# [AIM]
Could you give the data below again, exactly and completely?

-*-*-

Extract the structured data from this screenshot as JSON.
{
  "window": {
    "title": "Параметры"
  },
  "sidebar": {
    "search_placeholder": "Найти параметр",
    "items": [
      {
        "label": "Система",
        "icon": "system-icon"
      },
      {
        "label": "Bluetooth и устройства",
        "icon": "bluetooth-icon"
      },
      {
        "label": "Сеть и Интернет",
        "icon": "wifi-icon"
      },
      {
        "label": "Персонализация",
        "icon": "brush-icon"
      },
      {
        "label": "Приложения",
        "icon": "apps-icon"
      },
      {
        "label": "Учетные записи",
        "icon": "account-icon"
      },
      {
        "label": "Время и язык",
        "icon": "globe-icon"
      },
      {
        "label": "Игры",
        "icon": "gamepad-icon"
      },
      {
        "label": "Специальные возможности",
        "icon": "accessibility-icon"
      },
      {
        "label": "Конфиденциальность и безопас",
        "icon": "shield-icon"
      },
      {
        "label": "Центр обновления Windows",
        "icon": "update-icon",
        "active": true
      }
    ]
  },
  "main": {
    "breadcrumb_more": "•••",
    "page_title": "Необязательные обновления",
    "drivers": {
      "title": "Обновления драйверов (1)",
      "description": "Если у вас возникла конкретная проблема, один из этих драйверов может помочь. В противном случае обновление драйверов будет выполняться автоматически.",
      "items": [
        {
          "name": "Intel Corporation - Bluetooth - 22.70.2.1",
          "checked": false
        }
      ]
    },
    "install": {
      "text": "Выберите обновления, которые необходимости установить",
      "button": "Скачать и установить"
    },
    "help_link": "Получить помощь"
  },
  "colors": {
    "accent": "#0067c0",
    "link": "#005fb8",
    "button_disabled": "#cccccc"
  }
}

-*-*-

# [IN RESPONSE]
Extract the structured data from this screenshot as JSON.
{
  "window": {
    "title": "Параметры"
  },
  "sidebar": {
    "search_placeholder": "Найти параметр",
    "items": [
      {
        "label": "Система",
        "icon": "system-icon"
      },
      {
        "label": "Bluetooth и устройства",
        "icon": "bluetooth-icon"
      },
      {
        "label": "Сеть и Интернет",
        "icon": "wifi-icon"
      },
      {
        "label": "Персонализация",
        "icon": "brush-icon"
      },
      {
        "label": "Приложения",
        "icon": "apps-icon"
      },
      {
        "label": "Учетные записи",
        "icon": "account-icon"
      },
      {
        "label": "Время и язык",
        "icon": "globe-icon"
      },
      {
        "label": "Игры",
        "icon": "gamepad-icon"
      },
      {
        "label": "Специальные возможности",
        "icon": "accessibility-icon"
      },
      {
        "label": "Конфиденциальность и безопас",
        "icon": "shield-icon"
      },
      {
        "label": "Центр обновления Windows",
        "icon": "update-icon",
        "active": true
      }
    ]
  },
  "main": {
    "breadcrumb_more": "•••",
    "page_title": "Необязательные обновления",
    "drivers": {
      "title": "Обновления драйверов (1)",
      "description": "Если у вас возникла конкретная проблема, один из этих драйверов может помочь. В противном случае обновление драйверов будет выполняться автоматически.",
      "items": [
        {
          "name": "Intel Corporation - Bluetooth - 22.70.2.1",
          "checked": false
        }
      ]
    },
    "install": {
      "text": "Выберите обновления, которые необходимости установить",
      "button": "Скачать и установить"
    },
    "help_link": "Получить помощь"
  },
  "colors": {
    "accent": "#0067c0",
    "link": "#005fb8",
    "button_disabled": "#cccccc"
  }
}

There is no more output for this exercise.